* Set exercise:
Gather, from the listing beneath this task, every line holding the string "count".

################

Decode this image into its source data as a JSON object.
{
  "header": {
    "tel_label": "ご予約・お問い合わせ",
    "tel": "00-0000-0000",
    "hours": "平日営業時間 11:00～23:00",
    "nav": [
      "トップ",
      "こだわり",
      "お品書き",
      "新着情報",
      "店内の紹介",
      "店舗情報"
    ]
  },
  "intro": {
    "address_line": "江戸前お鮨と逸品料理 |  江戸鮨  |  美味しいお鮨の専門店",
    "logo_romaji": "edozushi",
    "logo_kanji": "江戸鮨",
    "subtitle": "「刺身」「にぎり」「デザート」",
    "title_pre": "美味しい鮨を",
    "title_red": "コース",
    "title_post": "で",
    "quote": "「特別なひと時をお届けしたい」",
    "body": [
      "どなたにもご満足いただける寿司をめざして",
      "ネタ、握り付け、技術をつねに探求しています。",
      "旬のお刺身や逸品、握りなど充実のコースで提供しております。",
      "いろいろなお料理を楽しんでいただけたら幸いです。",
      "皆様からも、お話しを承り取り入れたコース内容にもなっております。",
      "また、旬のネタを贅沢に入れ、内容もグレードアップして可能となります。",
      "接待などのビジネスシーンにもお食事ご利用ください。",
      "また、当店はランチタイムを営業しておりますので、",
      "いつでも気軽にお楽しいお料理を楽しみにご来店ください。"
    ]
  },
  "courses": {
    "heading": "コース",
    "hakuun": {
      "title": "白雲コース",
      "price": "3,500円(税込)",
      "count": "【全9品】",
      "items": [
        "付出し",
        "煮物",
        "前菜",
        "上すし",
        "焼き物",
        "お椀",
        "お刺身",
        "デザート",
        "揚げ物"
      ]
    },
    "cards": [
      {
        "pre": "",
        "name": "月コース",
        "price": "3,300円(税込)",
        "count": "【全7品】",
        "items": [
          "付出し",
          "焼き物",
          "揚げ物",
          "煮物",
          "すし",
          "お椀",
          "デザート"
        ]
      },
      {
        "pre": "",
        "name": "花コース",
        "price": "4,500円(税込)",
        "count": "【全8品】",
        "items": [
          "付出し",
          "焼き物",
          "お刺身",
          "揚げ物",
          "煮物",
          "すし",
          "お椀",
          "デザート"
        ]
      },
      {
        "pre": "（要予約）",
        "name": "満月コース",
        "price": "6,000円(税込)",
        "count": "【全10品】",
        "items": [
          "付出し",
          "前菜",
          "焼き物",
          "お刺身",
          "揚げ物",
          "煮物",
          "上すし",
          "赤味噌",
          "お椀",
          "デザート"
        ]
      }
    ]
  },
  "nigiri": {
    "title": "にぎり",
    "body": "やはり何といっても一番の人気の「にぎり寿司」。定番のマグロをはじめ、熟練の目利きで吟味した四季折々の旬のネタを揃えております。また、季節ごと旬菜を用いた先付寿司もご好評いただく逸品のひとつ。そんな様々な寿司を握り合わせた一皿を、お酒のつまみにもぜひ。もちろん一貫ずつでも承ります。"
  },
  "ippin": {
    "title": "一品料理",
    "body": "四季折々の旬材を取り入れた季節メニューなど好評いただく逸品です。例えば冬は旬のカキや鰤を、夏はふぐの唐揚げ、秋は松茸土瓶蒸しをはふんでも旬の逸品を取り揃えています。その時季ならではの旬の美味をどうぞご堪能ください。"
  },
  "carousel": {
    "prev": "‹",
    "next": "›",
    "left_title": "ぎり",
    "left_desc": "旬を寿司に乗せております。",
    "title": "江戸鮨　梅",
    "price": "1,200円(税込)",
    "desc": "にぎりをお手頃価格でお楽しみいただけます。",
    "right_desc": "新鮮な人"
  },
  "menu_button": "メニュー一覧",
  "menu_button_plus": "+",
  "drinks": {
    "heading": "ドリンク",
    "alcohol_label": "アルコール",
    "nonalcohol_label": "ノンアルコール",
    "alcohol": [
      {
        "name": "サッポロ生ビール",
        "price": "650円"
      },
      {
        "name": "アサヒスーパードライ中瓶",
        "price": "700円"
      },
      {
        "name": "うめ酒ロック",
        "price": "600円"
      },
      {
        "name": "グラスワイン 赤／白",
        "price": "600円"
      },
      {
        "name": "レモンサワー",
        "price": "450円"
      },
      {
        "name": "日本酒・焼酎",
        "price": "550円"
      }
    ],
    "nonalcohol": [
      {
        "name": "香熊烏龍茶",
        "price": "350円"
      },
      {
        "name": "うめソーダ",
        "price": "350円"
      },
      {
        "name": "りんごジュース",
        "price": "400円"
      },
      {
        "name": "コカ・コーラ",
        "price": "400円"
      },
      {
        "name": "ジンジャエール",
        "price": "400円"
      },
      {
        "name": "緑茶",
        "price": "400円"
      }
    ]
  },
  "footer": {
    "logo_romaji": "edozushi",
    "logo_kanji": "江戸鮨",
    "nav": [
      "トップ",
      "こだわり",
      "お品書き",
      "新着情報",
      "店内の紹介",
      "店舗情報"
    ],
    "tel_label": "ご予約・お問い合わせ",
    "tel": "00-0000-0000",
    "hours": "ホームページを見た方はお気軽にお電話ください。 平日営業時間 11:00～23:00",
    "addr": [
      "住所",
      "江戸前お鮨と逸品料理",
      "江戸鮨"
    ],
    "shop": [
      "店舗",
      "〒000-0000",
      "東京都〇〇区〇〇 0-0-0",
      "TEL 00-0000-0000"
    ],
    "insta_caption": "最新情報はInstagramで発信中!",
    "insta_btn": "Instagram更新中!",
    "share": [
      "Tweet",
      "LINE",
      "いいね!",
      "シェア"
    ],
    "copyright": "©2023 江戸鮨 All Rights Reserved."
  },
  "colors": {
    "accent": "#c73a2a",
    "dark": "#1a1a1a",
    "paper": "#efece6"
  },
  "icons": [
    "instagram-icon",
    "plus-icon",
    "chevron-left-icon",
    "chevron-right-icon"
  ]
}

################

* Response for this exercise:
      "count": "【全9品】",
        "count": "【全7品】",
        "count": "【全8品】",
        "count": "【全10品】",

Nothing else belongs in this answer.